**Goal**: Find every line in the records below that contains the word "liệu", and copy each such line.

──────── Records provided ────────

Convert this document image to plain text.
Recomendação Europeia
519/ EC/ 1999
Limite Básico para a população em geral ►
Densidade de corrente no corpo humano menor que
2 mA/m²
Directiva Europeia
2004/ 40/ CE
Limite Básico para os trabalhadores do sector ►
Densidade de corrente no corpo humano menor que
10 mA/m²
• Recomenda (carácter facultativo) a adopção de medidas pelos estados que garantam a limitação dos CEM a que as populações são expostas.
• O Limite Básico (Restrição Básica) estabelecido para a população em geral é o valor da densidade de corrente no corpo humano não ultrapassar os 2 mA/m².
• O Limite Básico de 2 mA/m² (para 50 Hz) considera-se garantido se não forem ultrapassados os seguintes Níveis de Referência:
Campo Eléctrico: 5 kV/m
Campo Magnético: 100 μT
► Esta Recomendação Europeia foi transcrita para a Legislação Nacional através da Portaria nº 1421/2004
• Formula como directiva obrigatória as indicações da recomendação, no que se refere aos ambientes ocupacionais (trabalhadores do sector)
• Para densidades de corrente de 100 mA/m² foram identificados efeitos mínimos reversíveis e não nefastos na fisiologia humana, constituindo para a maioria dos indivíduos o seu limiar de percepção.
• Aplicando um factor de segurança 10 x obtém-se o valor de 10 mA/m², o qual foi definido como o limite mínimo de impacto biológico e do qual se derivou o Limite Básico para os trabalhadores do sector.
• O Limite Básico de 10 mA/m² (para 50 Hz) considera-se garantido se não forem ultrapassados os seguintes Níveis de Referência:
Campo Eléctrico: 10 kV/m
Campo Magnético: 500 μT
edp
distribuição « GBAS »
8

────────
──────── Records provided ────────

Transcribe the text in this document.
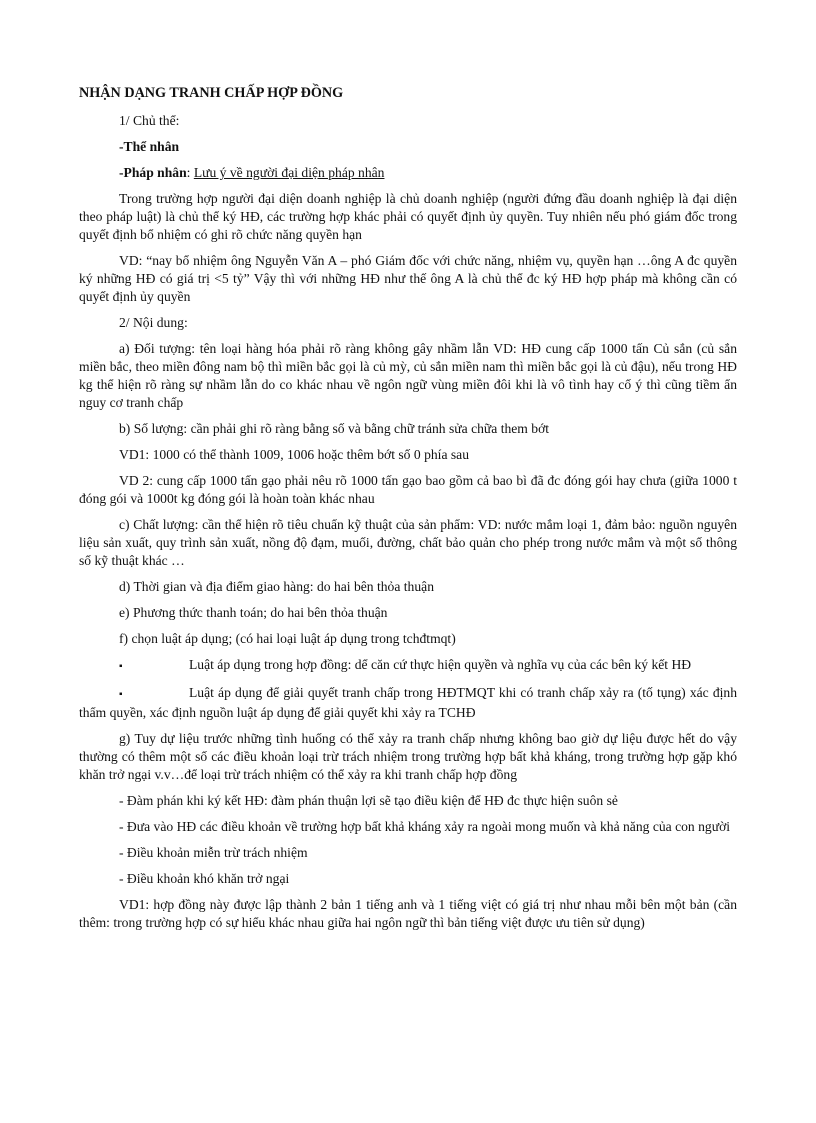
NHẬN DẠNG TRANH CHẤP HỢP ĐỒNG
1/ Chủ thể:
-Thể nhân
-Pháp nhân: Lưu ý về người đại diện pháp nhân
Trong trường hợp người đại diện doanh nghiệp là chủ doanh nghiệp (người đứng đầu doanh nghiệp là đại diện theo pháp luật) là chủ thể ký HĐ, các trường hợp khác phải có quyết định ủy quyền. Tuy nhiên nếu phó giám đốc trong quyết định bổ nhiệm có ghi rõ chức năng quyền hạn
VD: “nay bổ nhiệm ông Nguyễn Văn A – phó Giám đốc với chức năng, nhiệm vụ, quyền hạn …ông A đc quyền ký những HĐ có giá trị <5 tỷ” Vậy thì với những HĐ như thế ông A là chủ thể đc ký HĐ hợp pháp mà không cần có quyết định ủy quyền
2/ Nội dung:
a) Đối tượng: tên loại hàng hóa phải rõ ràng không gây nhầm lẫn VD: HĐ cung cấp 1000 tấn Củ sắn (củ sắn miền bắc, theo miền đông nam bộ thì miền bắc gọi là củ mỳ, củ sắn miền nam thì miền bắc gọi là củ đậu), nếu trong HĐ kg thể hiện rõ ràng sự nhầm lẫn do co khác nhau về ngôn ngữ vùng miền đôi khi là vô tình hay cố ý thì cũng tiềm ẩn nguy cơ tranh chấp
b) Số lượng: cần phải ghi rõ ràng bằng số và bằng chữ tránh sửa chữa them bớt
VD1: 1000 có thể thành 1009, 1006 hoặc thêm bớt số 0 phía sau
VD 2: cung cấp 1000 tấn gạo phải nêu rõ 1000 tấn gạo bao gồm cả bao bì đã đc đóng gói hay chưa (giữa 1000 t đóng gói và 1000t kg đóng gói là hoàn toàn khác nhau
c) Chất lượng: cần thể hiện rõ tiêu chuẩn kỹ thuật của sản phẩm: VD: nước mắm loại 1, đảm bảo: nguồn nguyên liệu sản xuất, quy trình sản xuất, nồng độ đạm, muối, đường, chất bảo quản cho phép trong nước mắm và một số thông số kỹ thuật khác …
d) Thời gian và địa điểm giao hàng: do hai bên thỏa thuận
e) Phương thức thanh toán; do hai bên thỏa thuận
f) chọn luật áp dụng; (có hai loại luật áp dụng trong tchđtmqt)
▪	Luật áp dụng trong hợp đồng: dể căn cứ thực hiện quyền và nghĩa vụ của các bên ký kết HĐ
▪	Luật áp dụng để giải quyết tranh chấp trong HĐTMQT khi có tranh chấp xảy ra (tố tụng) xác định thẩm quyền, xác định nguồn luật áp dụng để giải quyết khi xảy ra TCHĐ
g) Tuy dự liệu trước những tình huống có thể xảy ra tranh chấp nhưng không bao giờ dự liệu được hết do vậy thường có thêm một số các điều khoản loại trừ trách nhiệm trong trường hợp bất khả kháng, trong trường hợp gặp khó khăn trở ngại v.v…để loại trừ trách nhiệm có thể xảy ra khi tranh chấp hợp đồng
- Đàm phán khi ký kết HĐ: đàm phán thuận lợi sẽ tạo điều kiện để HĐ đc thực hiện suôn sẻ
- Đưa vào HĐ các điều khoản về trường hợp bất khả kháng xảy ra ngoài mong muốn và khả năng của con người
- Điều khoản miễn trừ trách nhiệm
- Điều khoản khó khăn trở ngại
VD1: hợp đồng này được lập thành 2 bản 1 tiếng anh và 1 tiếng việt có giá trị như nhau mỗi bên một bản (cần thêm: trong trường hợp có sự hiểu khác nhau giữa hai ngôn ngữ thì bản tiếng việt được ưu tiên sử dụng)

────────

**Problem solution**:
c) Chất lượng: cần thể hiện rõ tiêu chuẩn kỹ thuật của sản phẩm: VD: nước mắm loại 1, đảm bảo: nguồn nguyên liệu sản xuất, quy trình sản xuất, nồng độ đạm, muối, đường, chất bảo quản cho phép trong nước mắm và một số thông số kỹ thuật khác …
g) Tuy dự liệu trước những tình huống có thể xảy ra tranh chấp nhưng không bao giờ dự liệu được hết do vậy thường có thêm một số các điều khoản loại trừ trách nhiệm trong trường hợp bất khả kháng, trong trường hợp gặp khó khăn trở ngại v.v…để loại trừ trách nhiệm có thể xảy ra khi tranh chấp hợp đồng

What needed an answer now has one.